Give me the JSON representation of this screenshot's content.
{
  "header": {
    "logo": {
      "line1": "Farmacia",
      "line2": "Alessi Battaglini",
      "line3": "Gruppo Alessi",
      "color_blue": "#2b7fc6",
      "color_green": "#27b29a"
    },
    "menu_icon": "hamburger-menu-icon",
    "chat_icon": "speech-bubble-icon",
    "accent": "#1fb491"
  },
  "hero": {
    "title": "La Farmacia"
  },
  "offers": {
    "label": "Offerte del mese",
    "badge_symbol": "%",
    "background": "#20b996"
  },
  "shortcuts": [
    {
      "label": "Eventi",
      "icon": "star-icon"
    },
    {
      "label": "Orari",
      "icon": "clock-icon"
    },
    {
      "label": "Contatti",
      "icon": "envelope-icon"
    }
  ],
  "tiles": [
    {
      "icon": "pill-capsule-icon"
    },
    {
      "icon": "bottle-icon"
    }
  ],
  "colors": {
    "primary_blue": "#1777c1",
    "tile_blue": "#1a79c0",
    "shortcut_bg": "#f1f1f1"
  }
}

|---|

Make an exact copy of every line in the data.

▸ **ANSWER FOR THE TASK**:
Give me the JSON representation of this screenshot's content.
{
  "header": {
    "logo": {
      "line1": "Farmacia",
      "line2": "Alessi Battaglini",
      "line3": "Gruppo Alessi",
      "color_blue": "#2b7fc6",
      "color_green": "#27b29a"
    },
    "menu_icon": "hamburger-menu-icon",
    "chat_icon": "speech-bubble-icon",
    "accent": "#1fb491"
  },
  "hero": {
    "title": "La Farmacia"
  },
  "offers": {
    "label": "Offerte del mese",
    "badge_symbol": "%",
    "background": "#20b996"
  },
  "shortcuts": [
    {
      "label": "Eventi",
      "icon": "star-icon"
    },
    {
      "label": "Orari",
      "icon": "clock-icon"
    },
    {
      "label": "Contatti",
      "icon": "envelope-icon"
    }
  ],
  "tiles": [
    {
      "icon": "pill-capsule-icon"
    },
    {
      "icon": "bottle-icon"
    }
  ],
  "colors": {
    "primary_blue": "#1777c1",
    "tile_blue": "#1a79c0",
    "shortcut_bg": "#f1f1f1"
  }
}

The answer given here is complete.